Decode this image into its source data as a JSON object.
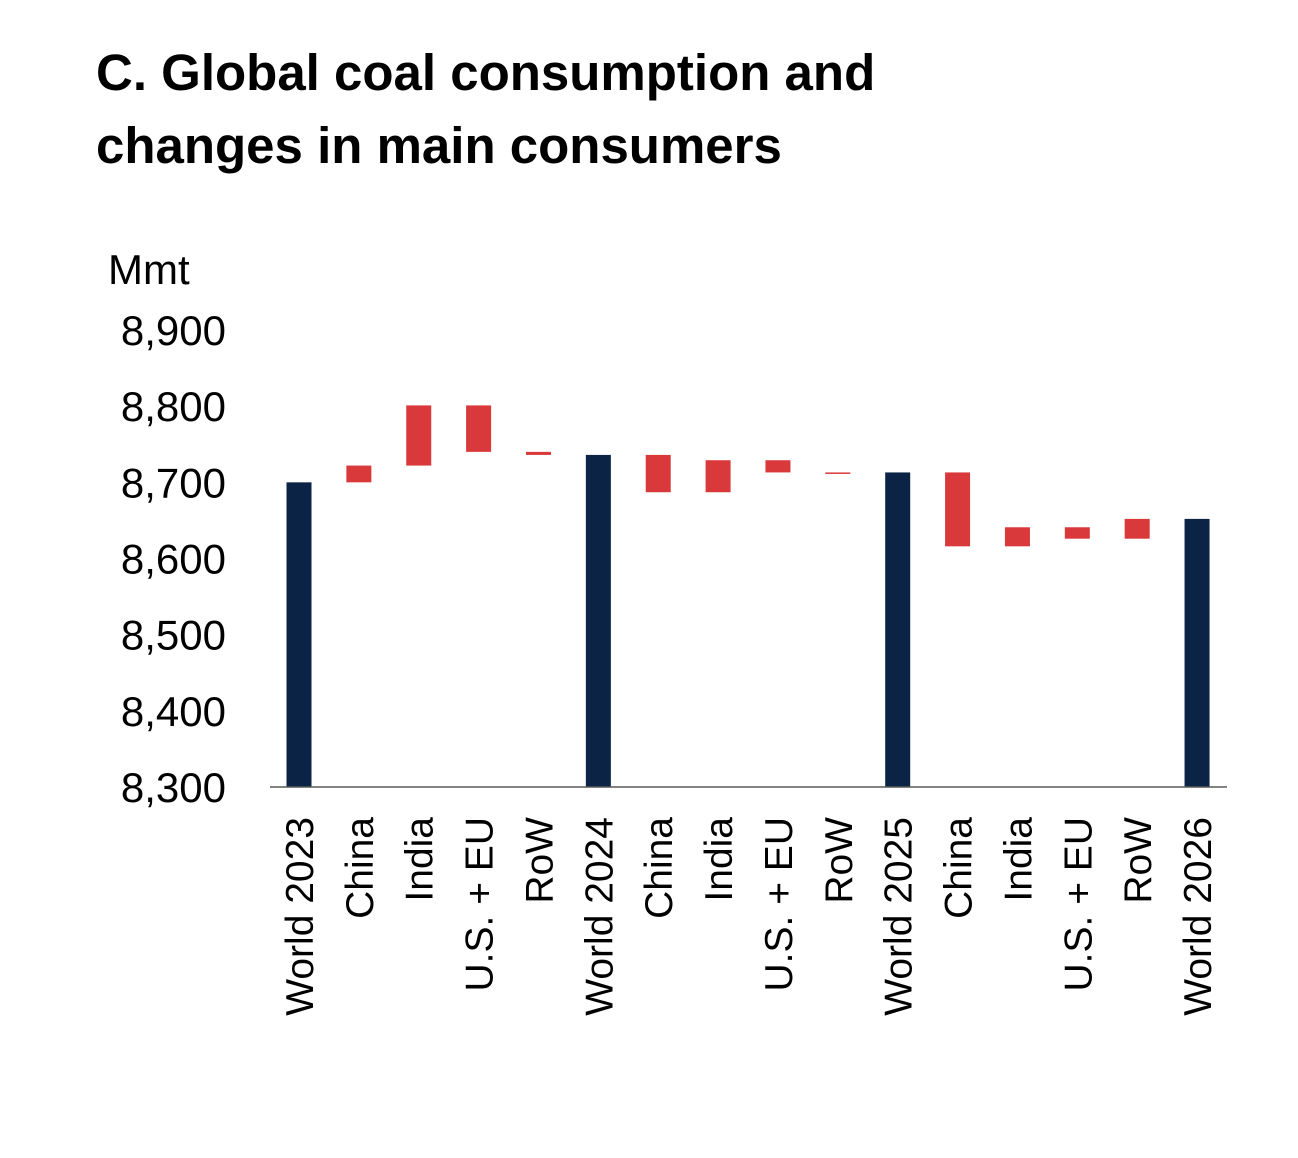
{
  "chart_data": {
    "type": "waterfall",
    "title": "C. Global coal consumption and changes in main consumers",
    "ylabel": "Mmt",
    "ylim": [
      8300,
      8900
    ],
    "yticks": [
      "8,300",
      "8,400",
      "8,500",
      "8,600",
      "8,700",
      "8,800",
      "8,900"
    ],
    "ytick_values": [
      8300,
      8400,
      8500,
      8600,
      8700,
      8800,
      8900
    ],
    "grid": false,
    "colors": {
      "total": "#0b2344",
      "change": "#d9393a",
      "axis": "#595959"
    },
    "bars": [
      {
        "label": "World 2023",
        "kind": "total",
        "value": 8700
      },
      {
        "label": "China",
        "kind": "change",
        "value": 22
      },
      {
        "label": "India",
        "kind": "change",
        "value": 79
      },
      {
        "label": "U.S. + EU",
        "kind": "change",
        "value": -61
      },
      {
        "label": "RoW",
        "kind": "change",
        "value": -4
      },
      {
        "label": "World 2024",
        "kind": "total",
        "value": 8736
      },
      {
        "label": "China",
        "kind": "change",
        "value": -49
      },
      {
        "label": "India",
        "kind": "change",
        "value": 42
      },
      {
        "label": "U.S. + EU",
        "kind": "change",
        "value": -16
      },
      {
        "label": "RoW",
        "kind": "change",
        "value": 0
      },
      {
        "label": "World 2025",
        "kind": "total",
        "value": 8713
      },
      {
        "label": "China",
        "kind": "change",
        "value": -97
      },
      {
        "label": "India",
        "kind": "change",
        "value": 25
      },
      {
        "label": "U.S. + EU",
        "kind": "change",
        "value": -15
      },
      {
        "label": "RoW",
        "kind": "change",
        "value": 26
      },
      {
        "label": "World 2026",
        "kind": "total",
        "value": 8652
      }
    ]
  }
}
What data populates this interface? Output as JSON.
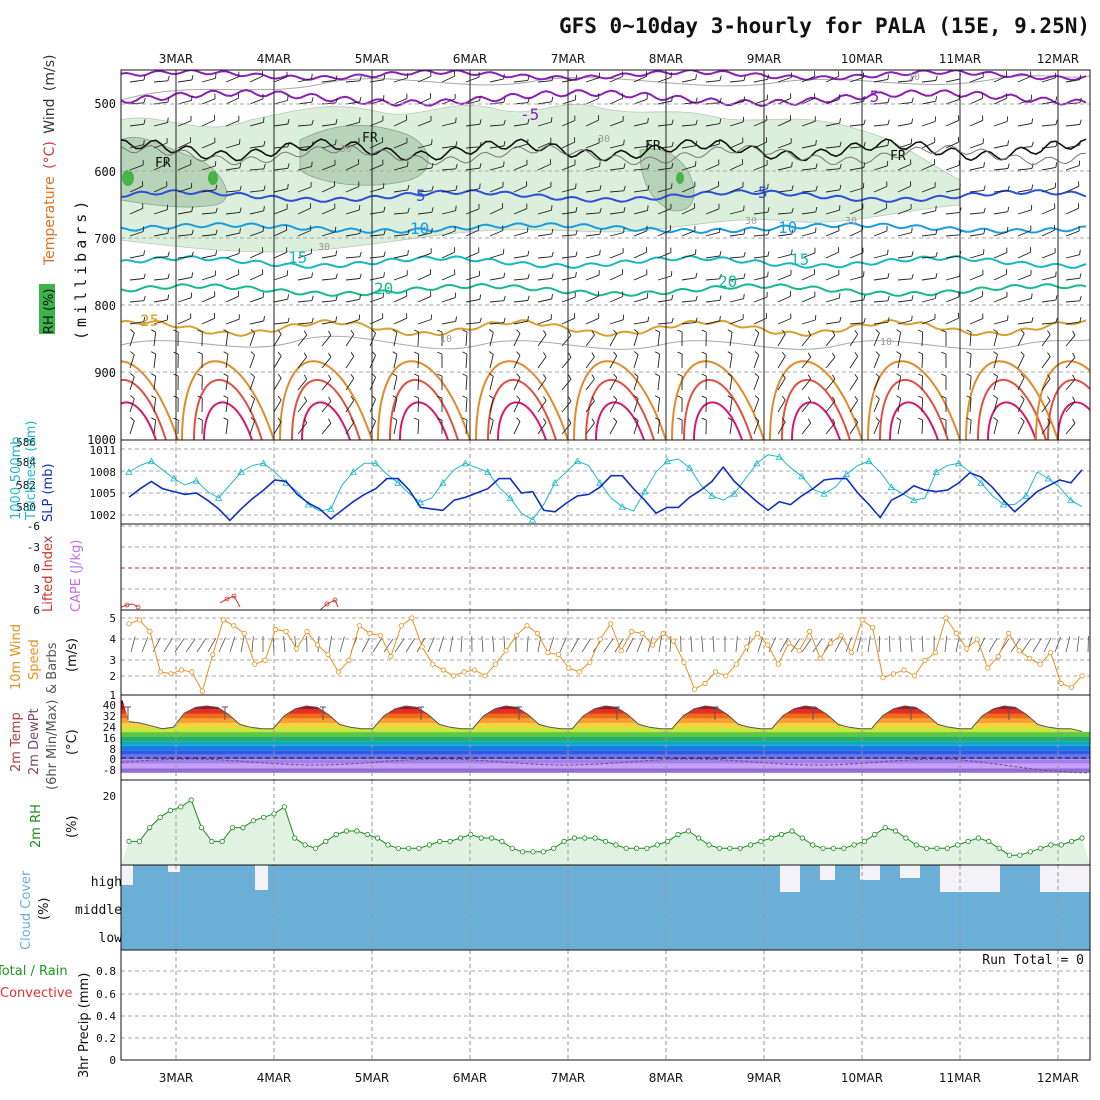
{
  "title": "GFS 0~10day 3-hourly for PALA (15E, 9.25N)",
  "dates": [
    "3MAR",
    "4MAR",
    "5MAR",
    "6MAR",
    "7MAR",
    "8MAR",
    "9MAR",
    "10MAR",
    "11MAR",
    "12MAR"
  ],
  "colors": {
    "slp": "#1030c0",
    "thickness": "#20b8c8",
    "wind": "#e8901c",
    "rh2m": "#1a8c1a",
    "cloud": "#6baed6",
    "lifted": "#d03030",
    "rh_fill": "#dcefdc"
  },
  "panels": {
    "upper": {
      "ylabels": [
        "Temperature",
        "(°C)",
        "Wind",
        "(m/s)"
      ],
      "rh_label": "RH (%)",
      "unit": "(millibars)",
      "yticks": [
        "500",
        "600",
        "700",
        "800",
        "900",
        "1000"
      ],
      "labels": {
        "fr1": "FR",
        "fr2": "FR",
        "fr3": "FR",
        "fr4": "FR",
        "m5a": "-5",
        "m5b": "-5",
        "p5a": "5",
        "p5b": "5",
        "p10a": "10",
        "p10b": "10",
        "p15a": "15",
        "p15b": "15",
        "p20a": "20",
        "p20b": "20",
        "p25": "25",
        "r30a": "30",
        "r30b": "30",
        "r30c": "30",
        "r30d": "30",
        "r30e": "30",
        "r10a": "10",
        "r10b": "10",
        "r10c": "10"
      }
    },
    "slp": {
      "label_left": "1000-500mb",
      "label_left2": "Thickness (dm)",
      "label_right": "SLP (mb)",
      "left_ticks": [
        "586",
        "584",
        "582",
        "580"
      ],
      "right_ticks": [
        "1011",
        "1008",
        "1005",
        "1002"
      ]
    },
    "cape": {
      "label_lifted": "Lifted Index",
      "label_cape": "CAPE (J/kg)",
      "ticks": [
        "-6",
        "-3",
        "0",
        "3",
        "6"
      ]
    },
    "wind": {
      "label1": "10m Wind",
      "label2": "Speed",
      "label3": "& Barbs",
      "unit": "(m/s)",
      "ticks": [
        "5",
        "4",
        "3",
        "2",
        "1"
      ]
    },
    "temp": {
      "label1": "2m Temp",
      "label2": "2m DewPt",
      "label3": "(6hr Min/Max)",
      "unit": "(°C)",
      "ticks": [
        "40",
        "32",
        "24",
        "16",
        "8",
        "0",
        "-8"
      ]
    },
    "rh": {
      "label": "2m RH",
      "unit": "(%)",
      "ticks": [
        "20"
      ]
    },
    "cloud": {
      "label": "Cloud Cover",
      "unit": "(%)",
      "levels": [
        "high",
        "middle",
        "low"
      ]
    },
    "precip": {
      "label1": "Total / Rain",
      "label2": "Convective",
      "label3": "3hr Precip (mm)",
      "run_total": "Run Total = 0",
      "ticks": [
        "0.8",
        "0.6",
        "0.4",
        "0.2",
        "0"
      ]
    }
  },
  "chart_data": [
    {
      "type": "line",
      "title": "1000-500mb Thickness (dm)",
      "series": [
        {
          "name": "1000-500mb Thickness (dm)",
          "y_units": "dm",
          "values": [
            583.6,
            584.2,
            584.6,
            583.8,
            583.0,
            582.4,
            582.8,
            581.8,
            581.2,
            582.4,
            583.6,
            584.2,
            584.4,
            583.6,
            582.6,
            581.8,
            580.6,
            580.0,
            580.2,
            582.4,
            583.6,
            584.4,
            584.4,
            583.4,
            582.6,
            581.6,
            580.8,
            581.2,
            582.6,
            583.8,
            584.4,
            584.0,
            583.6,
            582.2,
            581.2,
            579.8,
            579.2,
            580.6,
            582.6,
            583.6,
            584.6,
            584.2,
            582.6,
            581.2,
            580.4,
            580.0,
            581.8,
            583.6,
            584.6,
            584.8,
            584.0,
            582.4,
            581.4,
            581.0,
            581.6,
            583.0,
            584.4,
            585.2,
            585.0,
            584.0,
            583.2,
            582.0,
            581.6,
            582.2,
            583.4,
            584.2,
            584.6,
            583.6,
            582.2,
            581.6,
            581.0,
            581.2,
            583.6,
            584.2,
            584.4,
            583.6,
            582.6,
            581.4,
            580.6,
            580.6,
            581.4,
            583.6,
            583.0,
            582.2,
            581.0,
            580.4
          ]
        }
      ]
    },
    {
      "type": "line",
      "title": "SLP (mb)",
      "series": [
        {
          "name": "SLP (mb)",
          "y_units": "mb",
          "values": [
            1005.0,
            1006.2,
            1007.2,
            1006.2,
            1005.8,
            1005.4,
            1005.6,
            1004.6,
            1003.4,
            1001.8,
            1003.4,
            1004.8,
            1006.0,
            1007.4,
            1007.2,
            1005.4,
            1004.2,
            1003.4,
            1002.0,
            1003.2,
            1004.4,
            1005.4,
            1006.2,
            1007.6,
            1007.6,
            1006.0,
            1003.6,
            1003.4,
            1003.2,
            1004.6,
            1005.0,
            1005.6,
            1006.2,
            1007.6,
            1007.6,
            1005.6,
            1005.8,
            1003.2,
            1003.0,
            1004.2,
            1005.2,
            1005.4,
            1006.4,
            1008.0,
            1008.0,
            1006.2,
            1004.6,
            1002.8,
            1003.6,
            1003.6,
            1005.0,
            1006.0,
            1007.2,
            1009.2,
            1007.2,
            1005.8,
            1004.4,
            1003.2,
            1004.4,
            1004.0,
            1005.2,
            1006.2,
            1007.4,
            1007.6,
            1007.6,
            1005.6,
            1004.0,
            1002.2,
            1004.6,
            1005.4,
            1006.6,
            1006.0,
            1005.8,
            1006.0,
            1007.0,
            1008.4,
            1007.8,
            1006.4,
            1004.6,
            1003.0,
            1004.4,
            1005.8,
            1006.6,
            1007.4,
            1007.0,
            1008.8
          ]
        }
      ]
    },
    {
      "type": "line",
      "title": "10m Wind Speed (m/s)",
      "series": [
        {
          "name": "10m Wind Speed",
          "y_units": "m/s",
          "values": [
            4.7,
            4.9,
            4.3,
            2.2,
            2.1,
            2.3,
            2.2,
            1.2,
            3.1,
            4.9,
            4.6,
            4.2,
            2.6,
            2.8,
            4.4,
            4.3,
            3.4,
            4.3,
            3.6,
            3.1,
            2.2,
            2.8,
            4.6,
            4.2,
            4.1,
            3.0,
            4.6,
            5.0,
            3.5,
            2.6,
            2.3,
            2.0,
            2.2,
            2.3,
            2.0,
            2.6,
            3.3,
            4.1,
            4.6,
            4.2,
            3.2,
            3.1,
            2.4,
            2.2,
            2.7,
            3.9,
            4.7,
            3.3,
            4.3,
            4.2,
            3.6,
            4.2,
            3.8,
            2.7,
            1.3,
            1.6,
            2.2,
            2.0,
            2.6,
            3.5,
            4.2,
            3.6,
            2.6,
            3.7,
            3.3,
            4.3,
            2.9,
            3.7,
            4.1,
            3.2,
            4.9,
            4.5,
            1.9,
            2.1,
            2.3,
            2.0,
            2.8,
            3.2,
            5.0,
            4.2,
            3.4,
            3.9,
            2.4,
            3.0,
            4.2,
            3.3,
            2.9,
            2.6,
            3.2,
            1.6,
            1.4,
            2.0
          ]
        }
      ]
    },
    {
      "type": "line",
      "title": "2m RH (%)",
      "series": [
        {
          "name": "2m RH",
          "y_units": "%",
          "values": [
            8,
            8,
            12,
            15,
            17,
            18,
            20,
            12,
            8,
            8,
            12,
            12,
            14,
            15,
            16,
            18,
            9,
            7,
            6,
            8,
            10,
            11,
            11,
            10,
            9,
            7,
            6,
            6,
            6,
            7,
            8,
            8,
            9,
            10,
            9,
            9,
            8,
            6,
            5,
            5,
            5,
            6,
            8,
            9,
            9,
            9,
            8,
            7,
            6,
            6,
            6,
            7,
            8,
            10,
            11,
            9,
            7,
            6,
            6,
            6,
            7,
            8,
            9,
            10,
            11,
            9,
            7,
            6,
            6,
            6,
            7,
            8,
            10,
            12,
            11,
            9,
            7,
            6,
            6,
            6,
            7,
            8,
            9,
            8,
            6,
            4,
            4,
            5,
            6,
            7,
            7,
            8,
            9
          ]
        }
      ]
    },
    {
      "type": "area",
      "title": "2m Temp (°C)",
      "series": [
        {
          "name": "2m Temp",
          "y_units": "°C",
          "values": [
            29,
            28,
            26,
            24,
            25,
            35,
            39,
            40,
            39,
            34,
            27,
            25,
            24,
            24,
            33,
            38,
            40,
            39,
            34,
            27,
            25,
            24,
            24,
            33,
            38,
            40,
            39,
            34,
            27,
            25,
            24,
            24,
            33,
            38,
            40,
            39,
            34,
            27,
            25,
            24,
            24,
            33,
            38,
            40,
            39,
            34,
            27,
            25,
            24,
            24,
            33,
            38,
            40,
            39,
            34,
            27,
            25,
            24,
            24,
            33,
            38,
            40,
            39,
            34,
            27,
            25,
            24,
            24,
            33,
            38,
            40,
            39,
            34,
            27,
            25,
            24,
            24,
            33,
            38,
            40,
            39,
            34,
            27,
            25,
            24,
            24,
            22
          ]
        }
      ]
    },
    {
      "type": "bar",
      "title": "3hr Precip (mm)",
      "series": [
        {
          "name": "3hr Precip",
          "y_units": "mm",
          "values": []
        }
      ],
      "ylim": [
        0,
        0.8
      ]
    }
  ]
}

^^^^^^^^

* _WHAT YOU WILL DO_: Pull out the lines above in which the word "this" appears.

* _SOLUTION BELOW_:
Decode this image into its source data as a JSON object.
What data populates this interface? Output as JSON.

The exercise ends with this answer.